Friday, March 6, 2009

Oat Meal Bread

Ingredients
1 cup quick-cooking rolled oats (not instant)
2 cups milk, scalded
1 package active dry yeast
1/2 cup water*
1/2 cup molasses
2 teaspoons salt
1/4 teaspoon ground ginger
4 1/2 cups all purpose or bread flour

Directions
Put oats in large bowl and cover with milk. Stir and let stand until lukewarm. Sprinkle or crumble yeast into water. *Use very warm water (105F to 115F) for dry yeast; use lukewarm (80F to 90F) for compressed. Let stand a few minutes; then stir until dissolved.

Add yeast mixture, molasses, salt and ginger to oat mixture. Stir in 4 1/2 cups unsifted flour. Cover and let rise in warm place until double in bulk, about 1 hour.

Knead on well-floured board and put into 2 loaf pans. Let rise until doubled, about 1 hour.

Bake in code oven 400F for about 45 to 50 minutes.

Makes 2 loves.

Purchase your Romertopf Clay Cookware: BigBargainMatrix.com


Oat Meal Bread, originally uploaded by Chef Madd Maxx.

Sunday, February 15, 2009

French Bread

Ingredients:
1 Package Active Dry Yeast or 1 cake compressed yeast Water*
1 Cup Boiling Water
1 Tablespoon Shortening
2 Teaspoons Salt
1 Tablespoon Sugar
6 Cups Sifted Bread Flour
1 Egg White

Directions:
*Use very warm water (105F to 115F) for dry yeast; use lukewarm (80F to 90F) for compressed yeast. Sprinkle dry yeast or crumble cake into 1/4 cup water. Let stand for a few minutes; then stir until dissolved.

Pour boiling water over shortening, salt, and sugar in large mixing bowl. Add 3/4 cup cold water and cool to lukewarm.

Add yeast and gradually beat in enough flour to form a stuff dough.

Turn out on floured pastry cloth or board and knead until smooth and satiny.

Put in greased bowl, cover and let rise until doubled, about 2 hours.

Shape into 2 oblong loaves about 12 inches long. Place on parchment paper.

Brush with beaten eg white and with knife, make 3 slashes across top.

Let rise until doubled, about 1 hour.

Place in a pre-soaked greased Romertopf French/Italian Bread Baker along with the parchment paper. Bake in a cold oven 425F for 30 minutes. Reduce heat to 350F, bake for 20 minutes more.

Makes 2 loaves.

Purchase your Romertopf Clay Cookware: BigBargainMatrix.com



French Bread, originally uploaded by Chef Madd Maxx.

Buttermilk Bread

Ingredients:
5 1/2 Cups Bread Flour (5 1/2 to 6 cups)
3 Tablespoons Sugar
2 Packages Fleischmann's Rapid Rise Yeast
2 Teaspoons Salt
1/4 Teaspoons Baking Soda
2 Cups Buttermilk
1/3 Cup Butter, cut-up


Directions:
If you are using a Romertopf Clay Bread Baker, (recommended) soak the lid and base in cold water.

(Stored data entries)
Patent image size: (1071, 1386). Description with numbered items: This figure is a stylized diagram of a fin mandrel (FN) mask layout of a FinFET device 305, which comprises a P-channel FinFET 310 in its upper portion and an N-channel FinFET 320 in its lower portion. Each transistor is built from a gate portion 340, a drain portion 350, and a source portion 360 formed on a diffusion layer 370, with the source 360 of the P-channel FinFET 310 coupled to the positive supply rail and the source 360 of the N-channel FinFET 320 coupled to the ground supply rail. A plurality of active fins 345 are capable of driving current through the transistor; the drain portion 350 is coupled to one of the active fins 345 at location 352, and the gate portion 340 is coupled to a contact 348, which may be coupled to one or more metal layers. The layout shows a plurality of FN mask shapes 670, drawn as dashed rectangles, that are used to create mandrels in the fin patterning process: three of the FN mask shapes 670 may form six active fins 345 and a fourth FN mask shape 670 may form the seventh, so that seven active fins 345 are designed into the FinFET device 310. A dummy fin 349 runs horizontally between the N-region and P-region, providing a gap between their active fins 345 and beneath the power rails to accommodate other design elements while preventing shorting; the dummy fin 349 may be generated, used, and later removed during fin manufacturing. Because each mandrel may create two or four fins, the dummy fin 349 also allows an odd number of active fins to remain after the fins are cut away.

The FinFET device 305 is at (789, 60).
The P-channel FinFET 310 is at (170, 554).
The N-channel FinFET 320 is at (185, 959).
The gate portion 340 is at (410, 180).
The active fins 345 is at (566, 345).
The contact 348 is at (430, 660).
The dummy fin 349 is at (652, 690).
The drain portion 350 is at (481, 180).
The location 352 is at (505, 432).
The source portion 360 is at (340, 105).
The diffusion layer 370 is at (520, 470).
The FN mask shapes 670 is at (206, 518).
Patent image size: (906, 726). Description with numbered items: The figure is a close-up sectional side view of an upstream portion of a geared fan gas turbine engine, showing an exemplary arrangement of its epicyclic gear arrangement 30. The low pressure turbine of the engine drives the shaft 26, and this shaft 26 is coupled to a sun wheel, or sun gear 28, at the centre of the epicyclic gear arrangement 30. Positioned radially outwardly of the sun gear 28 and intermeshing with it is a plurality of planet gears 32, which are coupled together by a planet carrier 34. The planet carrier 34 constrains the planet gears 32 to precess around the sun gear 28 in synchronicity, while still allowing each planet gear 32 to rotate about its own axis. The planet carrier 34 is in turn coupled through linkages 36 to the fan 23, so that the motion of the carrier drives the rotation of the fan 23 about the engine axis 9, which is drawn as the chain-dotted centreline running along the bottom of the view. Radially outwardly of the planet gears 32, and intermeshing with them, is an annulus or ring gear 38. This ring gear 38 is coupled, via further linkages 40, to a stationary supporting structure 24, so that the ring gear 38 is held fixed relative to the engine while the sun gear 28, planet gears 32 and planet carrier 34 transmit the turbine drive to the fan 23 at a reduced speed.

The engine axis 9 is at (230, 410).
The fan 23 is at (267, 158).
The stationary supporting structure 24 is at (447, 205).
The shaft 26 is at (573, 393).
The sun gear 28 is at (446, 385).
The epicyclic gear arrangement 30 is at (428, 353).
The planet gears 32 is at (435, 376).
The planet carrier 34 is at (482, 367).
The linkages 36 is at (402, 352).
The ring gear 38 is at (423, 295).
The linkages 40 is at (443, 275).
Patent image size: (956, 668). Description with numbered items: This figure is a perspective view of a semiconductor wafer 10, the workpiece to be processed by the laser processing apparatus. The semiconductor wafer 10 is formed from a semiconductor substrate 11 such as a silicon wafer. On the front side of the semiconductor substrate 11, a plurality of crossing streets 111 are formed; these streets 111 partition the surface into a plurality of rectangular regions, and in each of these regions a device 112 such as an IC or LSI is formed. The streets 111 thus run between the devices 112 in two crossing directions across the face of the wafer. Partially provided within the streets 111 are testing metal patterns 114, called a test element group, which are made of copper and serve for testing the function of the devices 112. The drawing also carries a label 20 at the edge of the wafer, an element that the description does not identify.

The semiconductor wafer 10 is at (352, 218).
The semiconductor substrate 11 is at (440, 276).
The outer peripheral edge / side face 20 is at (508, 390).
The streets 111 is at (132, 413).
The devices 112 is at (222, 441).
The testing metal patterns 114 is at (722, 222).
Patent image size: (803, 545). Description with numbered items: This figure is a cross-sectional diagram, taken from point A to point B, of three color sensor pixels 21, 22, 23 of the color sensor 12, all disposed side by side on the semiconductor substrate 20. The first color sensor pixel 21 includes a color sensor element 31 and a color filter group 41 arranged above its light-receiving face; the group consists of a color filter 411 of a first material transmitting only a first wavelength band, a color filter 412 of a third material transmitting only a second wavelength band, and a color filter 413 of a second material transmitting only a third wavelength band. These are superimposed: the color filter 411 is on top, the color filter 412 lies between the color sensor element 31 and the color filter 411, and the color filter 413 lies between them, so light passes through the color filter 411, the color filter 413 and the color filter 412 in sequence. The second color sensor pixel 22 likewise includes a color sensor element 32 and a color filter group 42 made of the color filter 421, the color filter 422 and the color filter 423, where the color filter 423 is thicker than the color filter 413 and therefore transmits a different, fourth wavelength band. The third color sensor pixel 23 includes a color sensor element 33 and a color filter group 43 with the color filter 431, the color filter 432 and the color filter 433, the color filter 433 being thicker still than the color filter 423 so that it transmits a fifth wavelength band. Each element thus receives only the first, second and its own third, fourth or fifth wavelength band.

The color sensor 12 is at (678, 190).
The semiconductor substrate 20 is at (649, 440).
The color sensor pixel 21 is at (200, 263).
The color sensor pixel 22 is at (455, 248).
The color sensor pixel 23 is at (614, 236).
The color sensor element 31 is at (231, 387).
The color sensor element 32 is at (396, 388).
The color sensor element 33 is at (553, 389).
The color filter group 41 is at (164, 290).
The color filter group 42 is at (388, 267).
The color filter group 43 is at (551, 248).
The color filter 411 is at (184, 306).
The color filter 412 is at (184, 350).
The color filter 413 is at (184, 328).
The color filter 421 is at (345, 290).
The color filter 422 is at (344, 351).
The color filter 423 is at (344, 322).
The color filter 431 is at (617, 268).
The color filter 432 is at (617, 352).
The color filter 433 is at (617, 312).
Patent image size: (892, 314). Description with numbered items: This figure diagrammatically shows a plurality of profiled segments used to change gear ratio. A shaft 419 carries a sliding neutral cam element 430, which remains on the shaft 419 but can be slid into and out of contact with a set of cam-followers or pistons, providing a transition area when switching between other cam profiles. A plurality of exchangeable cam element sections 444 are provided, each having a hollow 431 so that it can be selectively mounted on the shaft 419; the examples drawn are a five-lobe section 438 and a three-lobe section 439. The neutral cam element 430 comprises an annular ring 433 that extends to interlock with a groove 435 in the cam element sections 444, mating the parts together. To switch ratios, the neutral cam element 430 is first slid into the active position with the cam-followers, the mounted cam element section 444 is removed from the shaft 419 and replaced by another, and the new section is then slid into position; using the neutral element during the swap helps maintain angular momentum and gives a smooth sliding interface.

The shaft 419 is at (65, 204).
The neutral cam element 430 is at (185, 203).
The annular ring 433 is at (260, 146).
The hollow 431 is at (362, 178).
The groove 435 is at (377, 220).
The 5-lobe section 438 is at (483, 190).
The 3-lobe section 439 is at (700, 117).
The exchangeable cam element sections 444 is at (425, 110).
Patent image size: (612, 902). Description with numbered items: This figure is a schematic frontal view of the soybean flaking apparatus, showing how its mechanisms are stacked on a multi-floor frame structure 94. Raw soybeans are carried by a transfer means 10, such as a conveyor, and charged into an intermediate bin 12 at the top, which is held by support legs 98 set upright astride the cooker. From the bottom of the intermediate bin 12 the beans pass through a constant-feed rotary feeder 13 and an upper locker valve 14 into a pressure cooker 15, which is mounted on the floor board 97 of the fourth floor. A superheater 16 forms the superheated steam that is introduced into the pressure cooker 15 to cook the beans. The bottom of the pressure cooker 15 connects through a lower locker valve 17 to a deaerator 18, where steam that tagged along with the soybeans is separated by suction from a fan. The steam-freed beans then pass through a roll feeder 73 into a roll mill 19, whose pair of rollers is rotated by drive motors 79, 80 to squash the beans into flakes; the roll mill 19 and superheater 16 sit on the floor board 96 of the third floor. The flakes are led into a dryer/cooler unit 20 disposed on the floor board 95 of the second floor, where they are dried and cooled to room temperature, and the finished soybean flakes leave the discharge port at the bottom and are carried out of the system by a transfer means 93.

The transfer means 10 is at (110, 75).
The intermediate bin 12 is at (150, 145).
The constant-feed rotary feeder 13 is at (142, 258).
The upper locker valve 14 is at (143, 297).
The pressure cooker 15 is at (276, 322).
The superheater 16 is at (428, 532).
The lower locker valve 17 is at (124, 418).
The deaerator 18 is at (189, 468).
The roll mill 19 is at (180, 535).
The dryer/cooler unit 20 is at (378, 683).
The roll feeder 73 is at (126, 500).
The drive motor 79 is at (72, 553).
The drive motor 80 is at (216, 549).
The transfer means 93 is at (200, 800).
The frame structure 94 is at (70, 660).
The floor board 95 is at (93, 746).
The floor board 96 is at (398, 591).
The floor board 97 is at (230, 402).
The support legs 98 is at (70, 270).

What to work on
Write out the recipe text word for word, starting at the words "Pour boiling water" and ending after the words "on parchment paper.". None of the items is needed.

Your response
Pour boiling water over shortening, salt, and sugar in large mixing bowl. Add 3/4 cup cold water and cool to lukewarm.

Add yeast and gradually beat in enough flour to form a stuff dough.

Turn out on floured pastry cloth or board and knead until smooth and satiny.

Put in greased bowl, cover and let rise until doubled, about 2 hours.

Shape into 2 oblong loaves about 12 inches long. Place on parchment paper.